Stated problem: Search the data for the string "průmyslu" and extract every line where it appears.

[Records from a collection of figures]
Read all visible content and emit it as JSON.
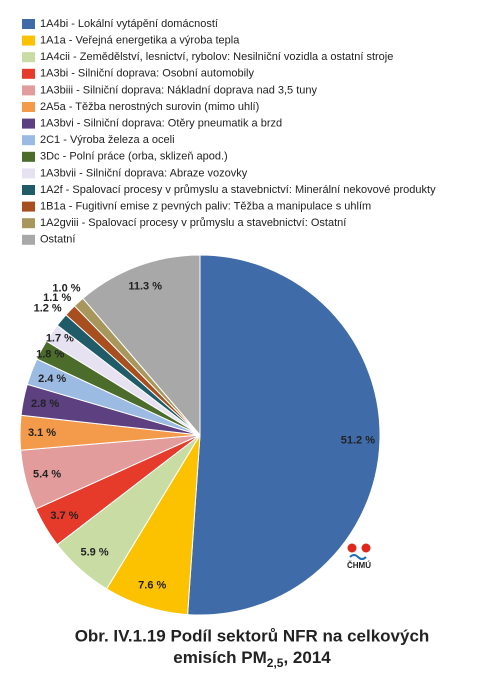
{
  "chart_data": {
    "type": "pie",
    "categories": [
      "1A4bi - Lokální vytápění domácností",
      "1A1a - Veřejná energetika a výroba tepla",
      "1A4cii - Zemědělství, lesnictví, rybolov: Nesilniční vozidla a ostatní stroje",
      "1A3bi - Silniční doprava: Osobní automobily",
      "1A3biii - Silniční doprava: Nákladní doprava nad 3,5 tuny",
      "2A5a - Těžba nerostných surovin (mimo uhlí)",
      "1A3bvi - Silniční doprava: Otěry pneumatik a brzd",
      "2C1 - Výroba železa a oceli",
      "3Dc - Polní práce (orba, sklizeň apod.)",
      "1A3bvii - Silniční doprava: Abraze vozovky",
      "1A2f - Spalovací procesy v průmyslu a stavebnictví: Minerální nekovové produkty",
      "1B1a - Fugitivní emise z pevných paliv: Těžba a manipulace s uhlím",
      "1A2gviii - Spalovací procesy v průmyslu a stavebnictví: Ostatní",
      "Ostatní"
    ],
    "values": [
      51.2,
      7.6,
      5.9,
      3.7,
      5.4,
      3.1,
      2.8,
      2.4,
      1.8,
      1.7,
      1.2,
      1.1,
      1.0,
      11.3
    ],
    "value_labels": [
      "51.2 %",
      "7.6 %",
      "5.9 %",
      "3.7 %",
      "5.4 %",
      "3.1 %",
      "2.8 %",
      "2.4 %",
      "1.8 %",
      "1.7 %",
      "1.2 %",
      "1.1 %",
      "1.0 %",
      "11.3 %"
    ],
    "colors": [
      "#3f6ba8",
      "#fcc200",
      "#c8dca4",
      "#e63b2b",
      "#e29c9c",
      "#f39a4b",
      "#5c4080",
      "#9cbbe2",
      "#4b6c2b",
      "#e6e2f2",
      "#1f5c68",
      "#a84f20",
      "#a7975c",
      "#a8a8a8"
    ],
    "title_line1": "Obr. IV.1.19  Podíl sektorů NFR na celkových",
    "title_line2": "emisích PM",
    "title_subscript": "2,5",
    "title_suffix": ", 2014",
    "logo_text": "ČHMÚ"
  }
}
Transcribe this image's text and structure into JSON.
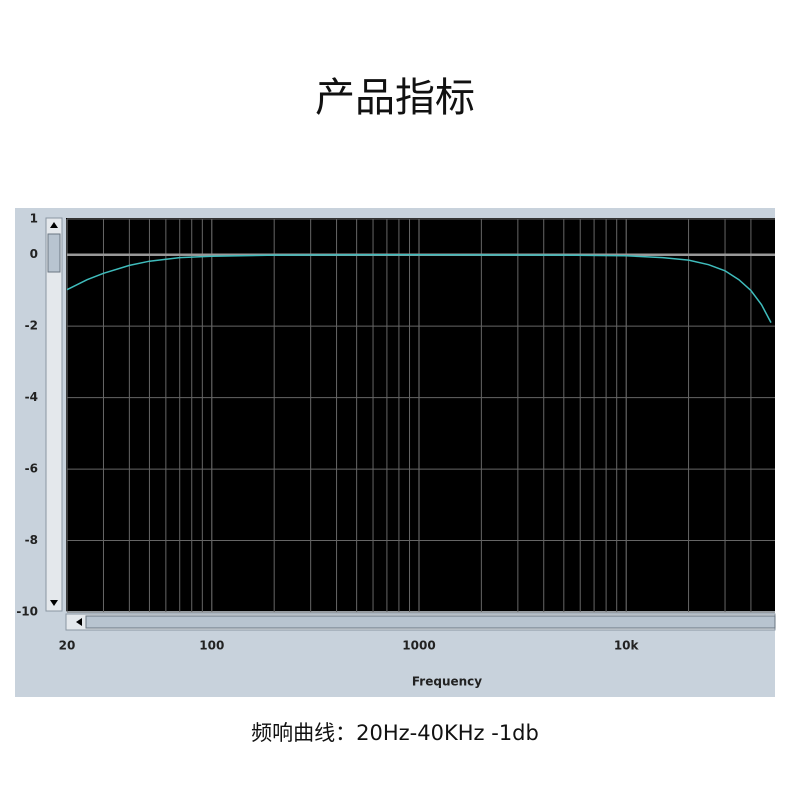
{
  "header": {
    "title": "产品指标"
  },
  "chart_data": {
    "type": "line",
    "x_axis_label": "Frequency",
    "log_x": true,
    "x": [
      20,
      25,
      30,
      40,
      50,
      70,
      100,
      200,
      1000,
      5000,
      10000,
      15000,
      20000,
      25000,
      30000,
      35000,
      40000,
      45000,
      50000
    ],
    "series": [
      {
        "color": "#3fbcbc",
        "values": [
          -0.98,
          -0.7,
          -0.52,
          -0.3,
          -0.18,
          -0.08,
          -0.04,
          -0.01,
          0,
          -0.01,
          -0.03,
          -0.08,
          -0.15,
          -0.28,
          -0.45,
          -0.7,
          -1.0,
          -1.4,
          -1.9
        ]
      }
    ],
    "xlim": [
      20,
      50000
    ],
    "xticks": [
      20,
      100,
      1000,
      {
        "value": 10000,
        "label": "10k"
      }
    ],
    "x_minor_grid": [
      30,
      40,
      50,
      60,
      70,
      80,
      90,
      200,
      300,
      400,
      500,
      600,
      700,
      800,
      900,
      2000,
      3000,
      4000,
      5000,
      6000,
      7000,
      8000,
      9000,
      20000,
      30000,
      40000
    ],
    "ylim": [
      -10,
      1
    ],
    "yticks": [
      1,
      0,
      -2,
      -4,
      -6,
      -8,
      -10
    ],
    "grid": true
  },
  "caption": "频响曲线：20Hz-40KHz -1db"
}
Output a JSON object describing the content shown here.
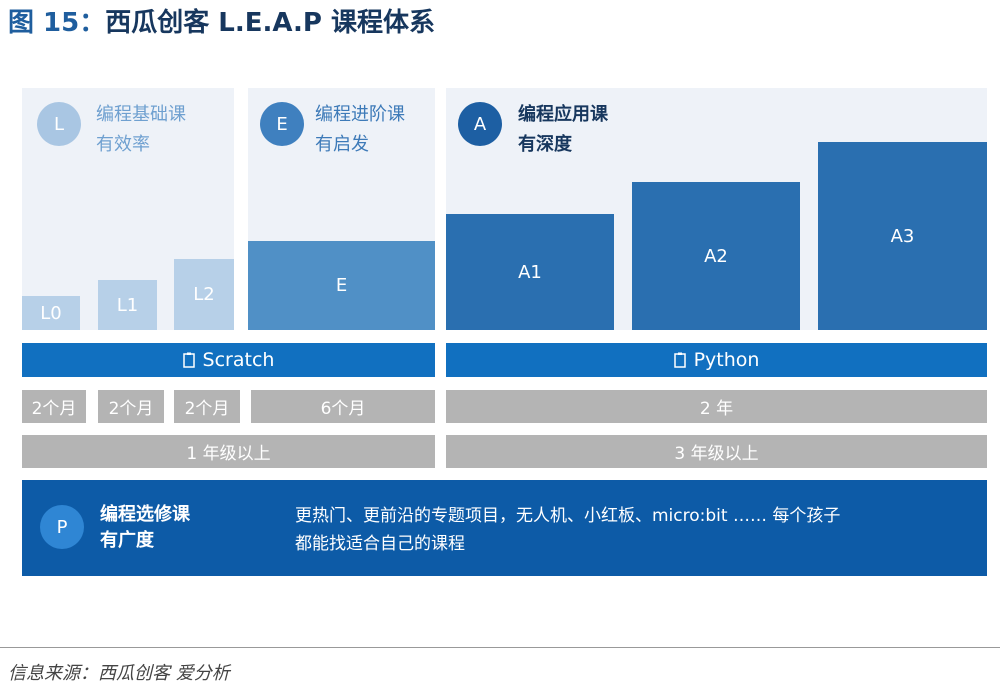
{
  "title": {
    "prefix": "图 15：",
    "number": "",
    "text": "西瓜创客 L.E.A.P 课程体系"
  },
  "panels": {
    "L": {
      "letter": "L",
      "line1": "编程基础课",
      "line2": "有效率"
    },
    "E": {
      "letter": "E",
      "line1": "编程进阶课",
      "line2": "有启发"
    },
    "A": {
      "letter": "A",
      "line1": "编程应用课",
      "line2": "有深度"
    }
  },
  "levels": [
    "L0",
    "L1",
    "L2",
    "E",
    "A1",
    "A2",
    "A3"
  ],
  "platform_bars": {
    "left": "Scratch",
    "right": "Python"
  },
  "durations": {
    "left": [
      "2个月",
      "2个月",
      "2个月",
      "6个月"
    ],
    "right": "2 年"
  },
  "grades": {
    "left": "1 年级以上",
    "right": "3 年级以上"
  },
  "elective": {
    "letter": "P",
    "line1": "编程选修课",
    "line2": "有广度",
    "desc_line1": "更热门、更前沿的专题项目，无人机、小红板、micro:bit …… 每个孩子",
    "desc_line2": "都能找适合自己的课程"
  },
  "source": "信息来源：西瓜创客 爱分析",
  "icons": {
    "bar_icon": "file-icon"
  },
  "colors": {
    "light_box": "#b7d0e8",
    "mid_box": "#5090c6",
    "dark_box": "#2a6fb0",
    "bar": "#1170c0",
    "gray": "#b4b4b4",
    "bottom": "#0d5ba7"
  }
}
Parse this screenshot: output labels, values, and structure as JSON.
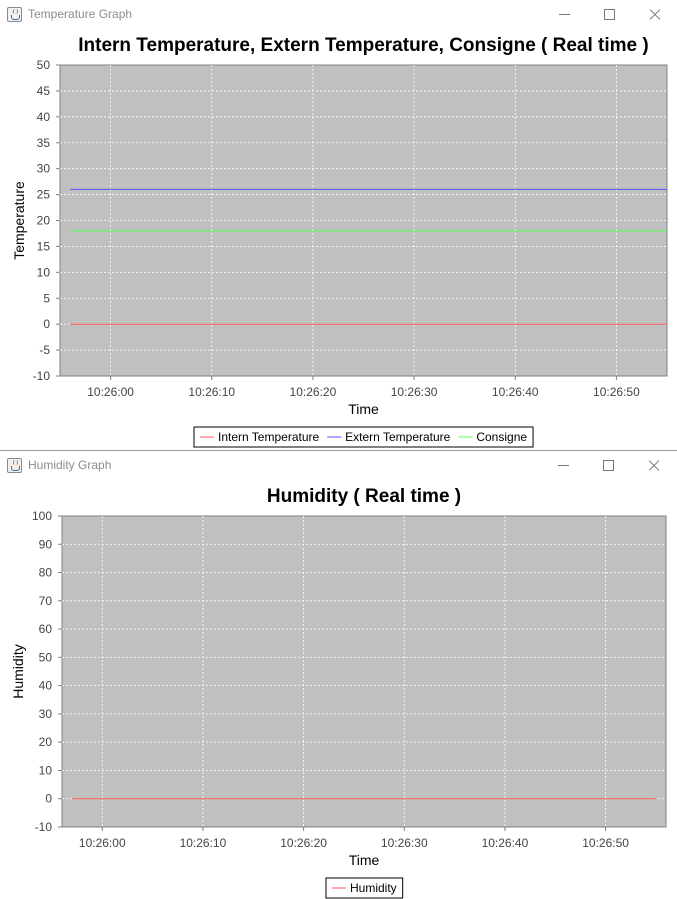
{
  "windows": [
    {
      "key": "temp",
      "title": "Temperature Graph",
      "chart_data": {
        "type": "line",
        "title": "Intern Temperature, Extern Temperature, Consigne ( Real time )",
        "xlabel": "Time",
        "ylabel": "Temperature",
        "ylim": [
          -10,
          50
        ],
        "yticks": [
          -10,
          -5,
          0,
          5,
          10,
          15,
          20,
          25,
          30,
          35,
          40,
          45,
          50
        ],
        "x_range": [
          "10:25:55",
          "10:26:55"
        ],
        "xticks": [
          "10:26:00",
          "10:26:10",
          "10:26:20",
          "10:26:30",
          "10:26:40",
          "10:26:50"
        ],
        "grid": true,
        "legend": "bottom-center",
        "series": [
          {
            "name": "Intern Temperature",
            "color": "#ff5555",
            "x": [
              "10:25:56",
              "10:26:55"
            ],
            "values": [
              0,
              0
            ]
          },
          {
            "name": "Extern Temperature",
            "color": "#5555ff",
            "x": [
              "10:25:56",
              "10:26:55"
            ],
            "values": [
              26,
              26
            ]
          },
          {
            "name": "Consigne",
            "color": "#55ff55",
            "x": [
              "10:25:56",
              "10:26:55"
            ],
            "values": [
              18,
              18
            ]
          }
        ]
      }
    },
    {
      "key": "hum",
      "title": "Humidity Graph",
      "chart_data": {
        "type": "line",
        "title": "Humidity ( Real time )",
        "xlabel": "Time",
        "ylabel": "Humidity",
        "ylim": [
          -10,
          100
        ],
        "yticks": [
          -10,
          0,
          10,
          20,
          30,
          40,
          50,
          60,
          70,
          80,
          90,
          100
        ],
        "x_range": [
          "10:25:56",
          "10:26:56"
        ],
        "xticks": [
          "10:26:00",
          "10:26:10",
          "10:26:20",
          "10:26:30",
          "10:26:40",
          "10:26:50"
        ],
        "grid": true,
        "legend": "bottom-center",
        "series": [
          {
            "name": "Humidity",
            "color": "#ff5555",
            "x": [
              "10:25:57",
              "10:26:55"
            ],
            "values": [
              0,
              0
            ]
          }
        ]
      }
    }
  ],
  "colors": {
    "plot_background": "#c0c0c0",
    "grid": "#ffffff",
    "window_background": "#ffffff"
  }
}
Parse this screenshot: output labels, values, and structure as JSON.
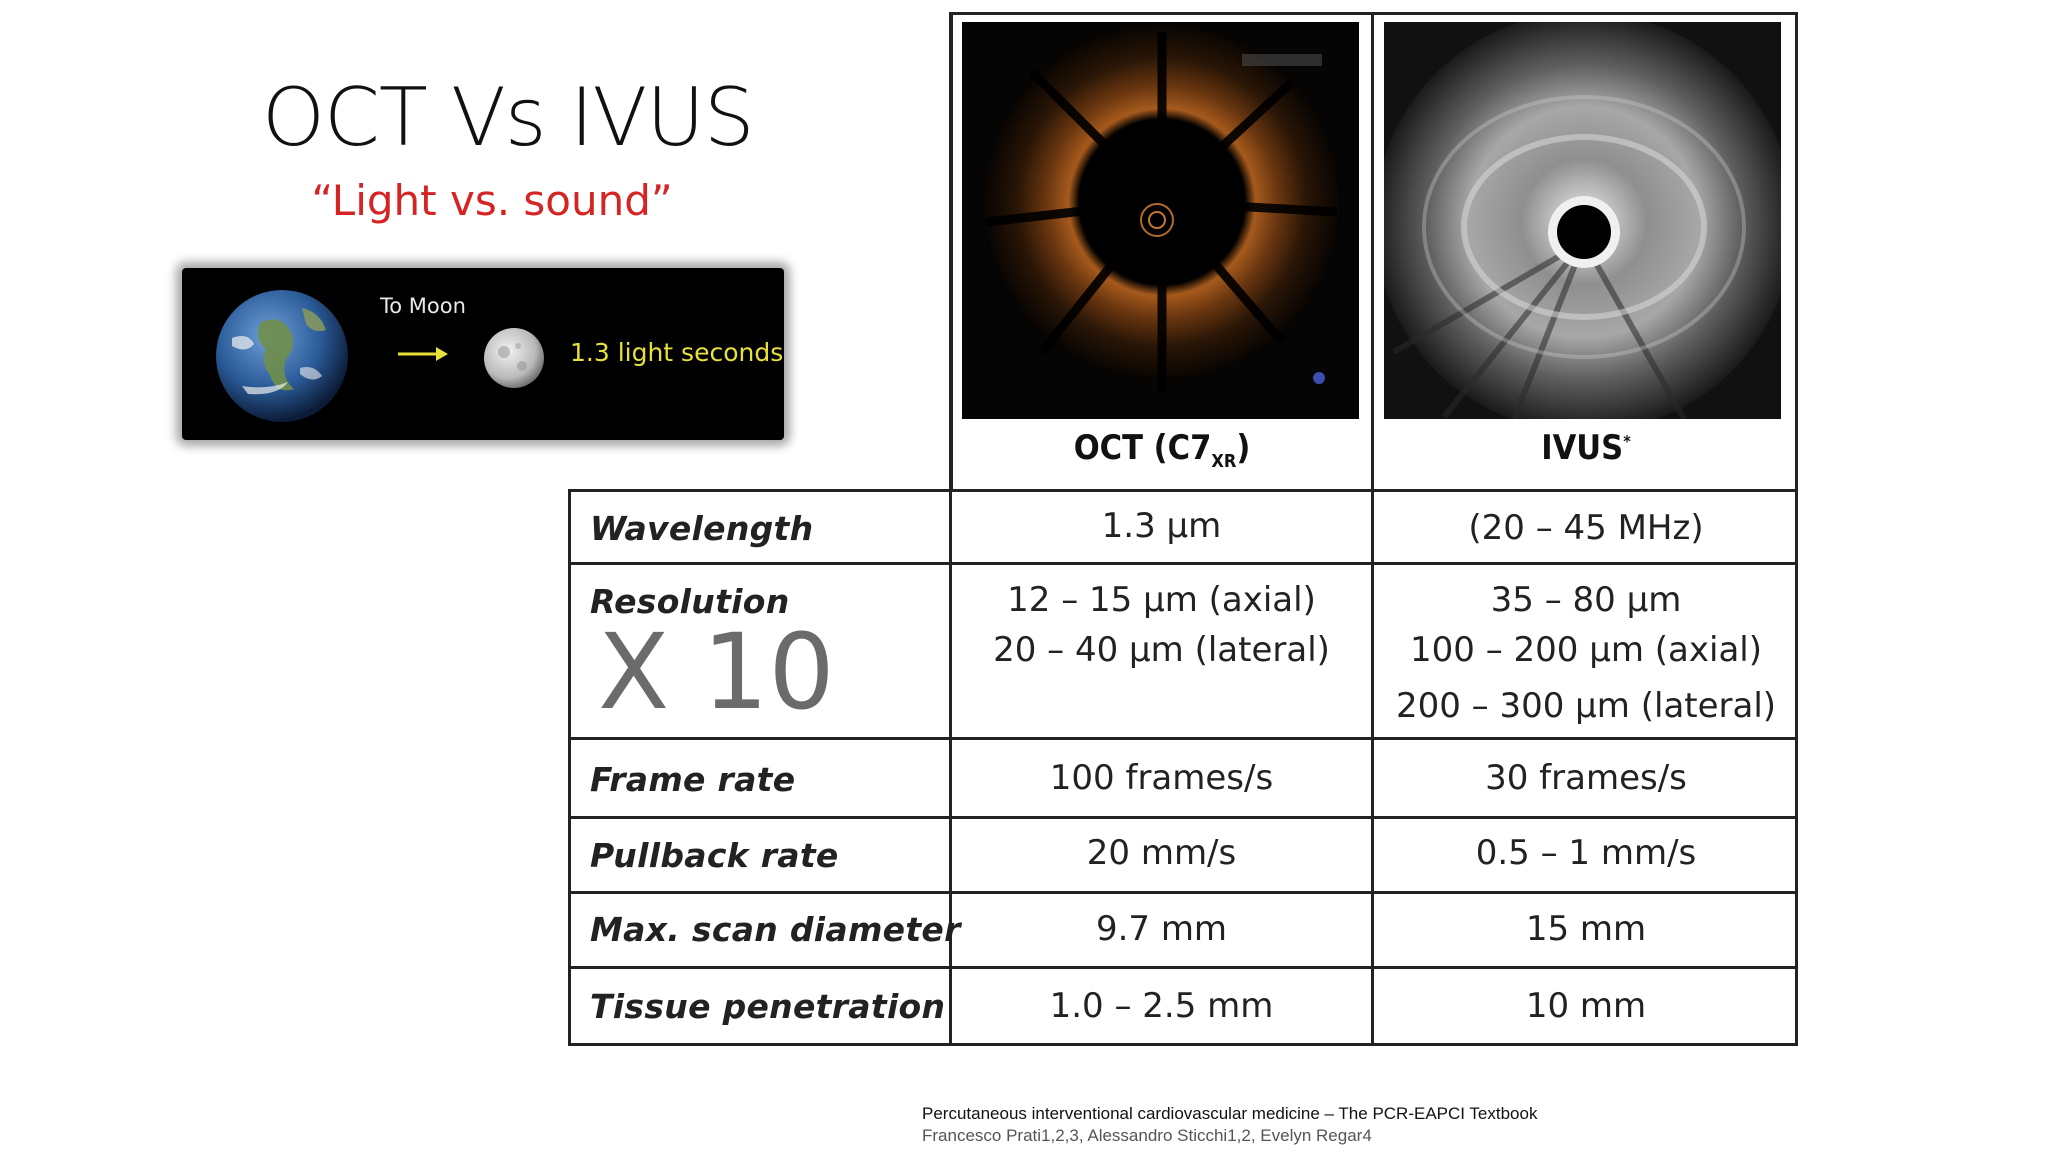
{
  "title": "OCT Vs IVUS",
  "subtitle": "“Light vs. sound”",
  "moon_graphic": {
    "to_label": "To Moon",
    "distance_label": "1.3 light seconds"
  },
  "table": {
    "columns": [
      {
        "label": "OCT (C7",
        "subscript": "XR",
        "suffix": ")"
      },
      {
        "label": "IVUS",
        "superscript": "*"
      }
    ],
    "rows": [
      {
        "label": "Wavelength",
        "oct": [
          "1.3 µm"
        ],
        "ivus": [
          "(20 – 45 MHz)"
        ]
      },
      {
        "label": "Resolution",
        "oct": [
          "12 – 15 µm (axial)",
          "20 – 40 µm (lateral)"
        ],
        "ivus": [
          "35 – 80 µm",
          "100 – 200 µm (axial)",
          "200 – 300 µm (lateral)"
        ]
      },
      {
        "label": "Frame rate",
        "oct": [
          "100 frames/s"
        ],
        "ivus": [
          "30 frames/s"
        ]
      },
      {
        "label": "Pullback rate",
        "oct": [
          "20 mm/s"
        ],
        "ivus": [
          "0.5 – 1 mm/s"
        ]
      },
      {
        "label": "Max. scan diameter",
        "oct": [
          "9.7 mm"
        ],
        "ivus": [
          "15 mm"
        ]
      },
      {
        "label": "Tissue penetration",
        "oct": [
          "1.0 – 2.5 mm"
        ],
        "ivus": [
          "10 mm"
        ]
      }
    ]
  },
  "annotation": "X 10",
  "reference": {
    "line1": "Percutaneous interventional cardiovascular medicine – The PCR-EAPCI Textbook",
    "line2": "Francesco Prati1,2,3, Alessandro Sticchi1,2, Evelyn Regar4"
  }
}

Written reply:
      "1A2f - Spalovací procesy v průmyslu a stavebnictví: Minerální nekovové produkty",
      "1A2gviii - Spalovací procesy v průmyslu a stavebnictví: Ostatní",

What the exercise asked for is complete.